• Entries from a dataset:
>> start
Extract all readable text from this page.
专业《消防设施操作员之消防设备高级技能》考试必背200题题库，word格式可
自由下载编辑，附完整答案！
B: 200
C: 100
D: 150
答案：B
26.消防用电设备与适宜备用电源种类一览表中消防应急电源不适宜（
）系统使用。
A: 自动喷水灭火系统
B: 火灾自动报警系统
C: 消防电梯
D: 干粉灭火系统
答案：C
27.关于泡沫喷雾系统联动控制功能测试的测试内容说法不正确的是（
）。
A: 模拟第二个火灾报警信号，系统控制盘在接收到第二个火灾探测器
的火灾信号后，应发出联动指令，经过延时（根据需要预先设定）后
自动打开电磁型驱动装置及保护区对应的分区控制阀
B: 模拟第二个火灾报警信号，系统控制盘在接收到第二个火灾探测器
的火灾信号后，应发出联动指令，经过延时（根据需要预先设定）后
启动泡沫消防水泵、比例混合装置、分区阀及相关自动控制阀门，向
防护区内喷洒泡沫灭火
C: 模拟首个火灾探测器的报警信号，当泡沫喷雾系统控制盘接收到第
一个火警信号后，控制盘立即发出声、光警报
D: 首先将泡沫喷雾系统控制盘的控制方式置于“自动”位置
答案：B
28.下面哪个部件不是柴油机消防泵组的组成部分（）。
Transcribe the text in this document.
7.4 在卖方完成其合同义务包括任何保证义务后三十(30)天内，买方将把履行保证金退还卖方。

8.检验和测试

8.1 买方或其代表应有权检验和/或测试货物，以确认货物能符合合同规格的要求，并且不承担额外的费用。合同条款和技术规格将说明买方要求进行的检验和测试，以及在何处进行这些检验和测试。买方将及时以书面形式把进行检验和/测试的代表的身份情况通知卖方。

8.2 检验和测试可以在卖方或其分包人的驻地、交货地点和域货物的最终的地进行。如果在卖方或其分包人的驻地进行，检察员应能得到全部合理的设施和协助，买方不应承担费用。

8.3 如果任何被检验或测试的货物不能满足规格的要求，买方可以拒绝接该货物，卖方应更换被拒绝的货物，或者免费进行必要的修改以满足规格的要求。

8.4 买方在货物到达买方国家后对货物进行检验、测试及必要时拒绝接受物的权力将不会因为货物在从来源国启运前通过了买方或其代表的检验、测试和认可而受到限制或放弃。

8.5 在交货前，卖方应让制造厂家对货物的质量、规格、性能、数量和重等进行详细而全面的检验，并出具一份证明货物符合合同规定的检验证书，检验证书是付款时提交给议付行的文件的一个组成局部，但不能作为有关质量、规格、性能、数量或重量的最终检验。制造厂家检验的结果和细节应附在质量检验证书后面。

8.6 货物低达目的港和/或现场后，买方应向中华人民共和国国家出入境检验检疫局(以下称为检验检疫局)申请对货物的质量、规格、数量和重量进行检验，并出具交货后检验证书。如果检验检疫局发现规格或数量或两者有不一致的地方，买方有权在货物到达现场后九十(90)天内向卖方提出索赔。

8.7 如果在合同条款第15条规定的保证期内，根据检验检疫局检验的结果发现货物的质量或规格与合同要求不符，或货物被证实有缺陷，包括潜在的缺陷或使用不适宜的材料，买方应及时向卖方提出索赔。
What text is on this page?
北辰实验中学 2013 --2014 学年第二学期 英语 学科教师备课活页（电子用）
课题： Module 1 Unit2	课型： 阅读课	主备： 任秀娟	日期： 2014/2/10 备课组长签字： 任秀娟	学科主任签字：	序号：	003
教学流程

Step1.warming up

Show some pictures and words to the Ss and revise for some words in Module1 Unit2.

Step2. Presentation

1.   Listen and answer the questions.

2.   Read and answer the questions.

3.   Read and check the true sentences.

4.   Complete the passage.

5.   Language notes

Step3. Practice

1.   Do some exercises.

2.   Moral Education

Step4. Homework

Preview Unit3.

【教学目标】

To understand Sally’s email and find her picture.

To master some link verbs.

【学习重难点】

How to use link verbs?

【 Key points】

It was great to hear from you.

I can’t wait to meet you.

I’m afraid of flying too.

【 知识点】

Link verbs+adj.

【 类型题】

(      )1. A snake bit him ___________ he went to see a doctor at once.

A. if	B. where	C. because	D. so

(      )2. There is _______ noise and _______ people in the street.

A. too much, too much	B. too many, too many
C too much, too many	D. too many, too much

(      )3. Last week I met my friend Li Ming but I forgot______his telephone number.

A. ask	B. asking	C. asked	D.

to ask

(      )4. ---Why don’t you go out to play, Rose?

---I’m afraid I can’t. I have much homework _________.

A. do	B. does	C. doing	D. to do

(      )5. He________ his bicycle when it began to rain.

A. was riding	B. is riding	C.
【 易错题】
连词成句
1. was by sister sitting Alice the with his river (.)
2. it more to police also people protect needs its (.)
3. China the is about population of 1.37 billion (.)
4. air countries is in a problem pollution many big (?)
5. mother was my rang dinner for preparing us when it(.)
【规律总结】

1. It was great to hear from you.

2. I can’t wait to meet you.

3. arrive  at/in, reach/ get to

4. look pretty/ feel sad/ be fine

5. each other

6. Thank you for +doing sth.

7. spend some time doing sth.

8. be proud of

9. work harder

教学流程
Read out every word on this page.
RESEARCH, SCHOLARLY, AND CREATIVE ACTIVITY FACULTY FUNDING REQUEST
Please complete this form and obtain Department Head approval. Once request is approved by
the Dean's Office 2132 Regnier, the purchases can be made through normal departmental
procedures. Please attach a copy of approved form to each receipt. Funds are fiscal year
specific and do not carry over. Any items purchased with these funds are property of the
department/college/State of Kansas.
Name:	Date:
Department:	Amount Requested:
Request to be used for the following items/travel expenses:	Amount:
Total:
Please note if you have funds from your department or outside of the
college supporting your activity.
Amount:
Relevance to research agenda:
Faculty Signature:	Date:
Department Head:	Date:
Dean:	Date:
>> end
• WHAT NEEDS TO BE DONE:
Transcribe every entry verbatim.

• REPLY:
Extract all readable text from this page.
专业《消防设施操作员之消防设备高级技能》考试必背200题题库，word格式可
自由下载编辑，附完整答案！
B: 200
C: 100
D: 150
答案：B
26.消防用电设备与适宜备用电源种类一览表中消防应急电源不适宜（
）系统使用。
A: 自动喷水灭火系统
B: 火灾自动报警系统
C: 消防电梯
D: 干粉灭火系统
答案：C
27.关于泡沫喷雾系统联动控制功能测试的测试内容说法不正确的是（
）。
A: 模拟第二个火灾报警信号，系统控制盘在接收到第二个火灾探测器
的火灾信号后，应发出联动指令，经过延时（根据需要预先设定）后
自动打开电磁型驱动装置及保护区对应的分区控制阀
B: 模拟第二个火灾报警信号，系统控制盘在接收到第二个火灾探测器
的火灾信号后，应发出联动指令，经过延时（根据需要预先设定）后
启动泡沫消防水泵、比例混合装置、分区阀及相关自动控制阀门，向
防护区内喷洒泡沫灭火
C: 模拟首个火灾探测器的报警信号，当泡沫喷雾系统控制盘接收到第
一个火警信号后，控制盘立即发出声、光警报
D: 首先将泡沫喷雾系统控制盘的控制方式置于“自动”位置
答案：B
28.下面哪个部件不是柴油机消防泵组的组成部分（）。
Transcribe the text in this document.
7.4 在卖方完成其合同义务包括任何保证义务后三十(30)天内，买方将把履行保证金退还卖方。

8.检验和测试

8.1 买方或其代表应有权检验和/或测试货物，以确认货物能符合合同规格的要求，并且不承担额外的费用。合同条款和技术规格将说明买方要求进行的检验和测试，以及在何处进行这些检验和测试。买方将及时以书面形式把进行检验和/测试的代表的身份情况通知卖方。

8.2 检验和测试可以在卖方或其分包人的驻地、交货地点和域货物的最终的地进行。如果在卖方或其分包人的驻地进行，检察员应能得到全部合理的设施和协助，买方不应承担费用。

8.3 如果任何被检验或测试的货物不能满足规格的要求，买方可以拒绝接该货物，卖方应更换被拒绝的货物，或者免费进行必要的修改以满足规格的要求。

8.4 买方在货物到达买方国家后对货物进行检验、测试及必要时拒绝接受物的权力将不会因为货物在从来源国启运前通过了买方或其代表的检验、测试和认可而受到限制或放弃。

8.5 在交货前，卖方应让制造厂家对货物的质量、规格、性能、数量和重等进行详细而全面的检验，并出具一份证明货物符合合同规定的检验证书，检验证书是付款时提交给议付行的文件的一个组成局部，但不能作为有关质量、规格、性能、数量或重量的最终检验。制造厂家检验的结果和细节应附在质量检验证书后面。

8.6 货物低达目的港和/或现场后，买方应向中华人民共和国国家出入境检验检疫局(以下称为检验检疫局)申请对货物的质量、规格、数量和重量进行检验，并出具交货后检验证书。如果检验检疫局发现规格或数量或两者有不一致的地方，买方有权在货物到达现场后九十(90)天内向卖方提出索赔。

8.7 如果在合同条款第15条规定的保证期内，根据检验检疫局检验的结果发现货物的质量或规格与合同要求不符，或货物被证实有缺陷，包括潜在的缺陷或使用不适宜的材料，买方应及时向卖方提出索赔。
What text is on this page?
北辰实验中学 2013 --2014 学年第二学期 英语 学科教师备课活页（电子用）
课题： Module 1 Unit2	课型： 阅读课	主备： 任秀娟	日期： 2014/2/10 备课组长签字： 任秀娟	学科主任签字：	序号：	003
教学流程

Step1.warming up

Show some pictures and words to the Ss and revise for some words in Module1 Unit2.

Step2. Presentation

1.   Listen and answer the questions.

2.   Read and answer the questions.

3.   Read and check the true sentences.

4.   Complete the passage.

5.   Language notes

Step3. Practice

1.   Do some exercises.

2.   Moral Education

Step4. Homework

Preview Unit3.

【教学目标】

To understand Sally’s email and find her picture.

To master some link verbs.

【学习重难点】

How to use link verbs?

【 Key points】

It was great to hear from you.

I can’t wait to meet you.

I’m afraid of flying too.

【 知识点】

Link verbs+adj.

【 类型题】

(      )1. A snake bit him ___________ he went to see a doctor at once.

A. if	B. where	C. because	D. so

(      )2. There is _______ noise and _______ people in the street.

A. too much, too much	B. too many, too many
C too much, too many	D. too many, too much

(      )3. Last week I met my friend Li Ming but I forgot______his telephone number.

A. ask	B. asking	C. asked	D.

to ask

(      )4. ---Why don’t you go out to play, Rose?

---I’m afraid I can’t. I have much homework _________.

A. do	B. does	C. doing	D. to do

(      )5. He________ his bicycle when it began to rain.

A. was riding	B. is riding	C.
【 易错题】
连词成句
1. was by sister sitting Alice the with his river (.)
2. it more to police also people protect needs its (.)
3. China the is about population of 1.37 billion (.)
4. air countries is in a problem pollution many big (?)
5. mother was my rang dinner for preparing us when it(.)
【规律总结】

1. It was great to hear from you.

2. I can’t wait to meet you.

3. arrive  at/in, reach/ get to

4. look pretty/ feel sad/ be fine

5. each other

6. Thank you for +doing sth.

7. spend some time doing sth.

8. be proud of

9. work harder

教学流程
Read out every word on this page.
RESEARCH, SCHOLARLY, AND CREATIVE ACTIVITY FACULTY FUNDING REQUEST
Please complete this form and obtain Department Head approval. Once request is approved by
the Dean's Office 2132 Regnier, the purchases can be made through normal departmental
procedures. Please attach a copy of approved form to each receipt. Funds are fiscal year
specific and do not carry over. Any items purchased with these funds are property of the
department/college/State of Kansas.
Name:	Date:
Department:	Amount Requested:
Request to be used for the following items/travel expenses:	Amount:
Total:
Please note if you have funds from your department or outside of the
college supporting your activity.
Amount:
Relevance to research agenda:
Faculty Signature:	Date:
Department Head:	Date:
Dean:	Date:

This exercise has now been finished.